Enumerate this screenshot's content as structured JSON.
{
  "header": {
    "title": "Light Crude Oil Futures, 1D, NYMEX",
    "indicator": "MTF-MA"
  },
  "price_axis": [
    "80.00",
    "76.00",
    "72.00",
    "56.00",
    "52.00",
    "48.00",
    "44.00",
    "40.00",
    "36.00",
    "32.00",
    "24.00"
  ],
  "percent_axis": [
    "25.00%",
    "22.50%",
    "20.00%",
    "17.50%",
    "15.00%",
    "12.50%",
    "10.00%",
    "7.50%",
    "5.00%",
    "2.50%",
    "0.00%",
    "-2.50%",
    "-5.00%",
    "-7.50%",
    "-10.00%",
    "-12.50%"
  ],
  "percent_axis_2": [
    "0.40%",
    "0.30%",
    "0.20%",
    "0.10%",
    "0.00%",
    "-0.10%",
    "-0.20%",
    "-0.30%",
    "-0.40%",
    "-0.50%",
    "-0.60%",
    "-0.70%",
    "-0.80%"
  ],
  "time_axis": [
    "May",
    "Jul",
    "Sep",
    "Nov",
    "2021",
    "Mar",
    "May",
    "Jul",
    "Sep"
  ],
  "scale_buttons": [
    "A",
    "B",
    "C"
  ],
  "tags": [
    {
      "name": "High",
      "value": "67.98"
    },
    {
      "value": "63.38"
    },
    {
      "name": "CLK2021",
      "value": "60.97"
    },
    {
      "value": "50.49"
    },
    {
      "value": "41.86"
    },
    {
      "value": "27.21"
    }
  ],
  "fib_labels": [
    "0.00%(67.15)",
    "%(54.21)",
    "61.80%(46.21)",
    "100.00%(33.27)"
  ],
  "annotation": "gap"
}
══════════
◆ **CHALLENGE**
Extract each line of the material exactly as it stands.

◆ **RESULT**
Enumerate this screenshot's content as structured JSON.
{
  "header": {
    "title": "Light Crude Oil Futures, 1D, NYMEX",
    "indicator": "MTF-MA"
  },
  "price_axis": [
    "80.00",
    "76.00",
    "72.00",
    "56.00",
    "52.00",
    "48.00",
    "44.00",
    "40.00",
    "36.00",
    "32.00",
    "24.00"
  ],
  "percent_axis": [
    "25.00%",
    "22.50%",
    "20.00%",
    "17.50%",
    "15.00%",
    "12.50%",
    "10.00%",
    "7.50%",
    "5.00%",
    "2.50%",
    "0.00%",
    "-2.50%",
    "-5.00%",
    "-7.50%",
    "-10.00%",
    "-12.50%"
  ],
  "percent_axis_2": [
    "0.40%",
    "0.30%",
    "0.20%",
    "0.10%",
    "0.00%",
    "-0.10%",
    "-0.20%",
    "-0.30%",
    "-0.40%",
    "-0.50%",
    "-0.60%",
    "-0.70%",
    "-0.80%"
  ],
  "time_axis": [
    "May",
    "Jul",
    "Sep",
    "Nov",
    "2021",
    "Mar",
    "May",
    "Jul",
    "Sep"
  ],
  "scale_buttons": [
    "A",
    "B",
    "C"
  ],
  "tags": [
    {
      "name": "High",
      "value": "67.98"
    },
    {
      "value": "63.38"
    },
    {
      "name": "CLK2021",
      "value": "60.97"
    },
    {
      "value": "50.49"
    },
    {
      "value": "41.86"
    },
    {
      "value": "27.21"
    }
  ],
  "fib_labels": [
    "0.00%(67.15)",
    "%(54.21)",
    "61.80%(46.21)",
    "100.00%(33.27)"
  ],
  "annotation": "gap"
}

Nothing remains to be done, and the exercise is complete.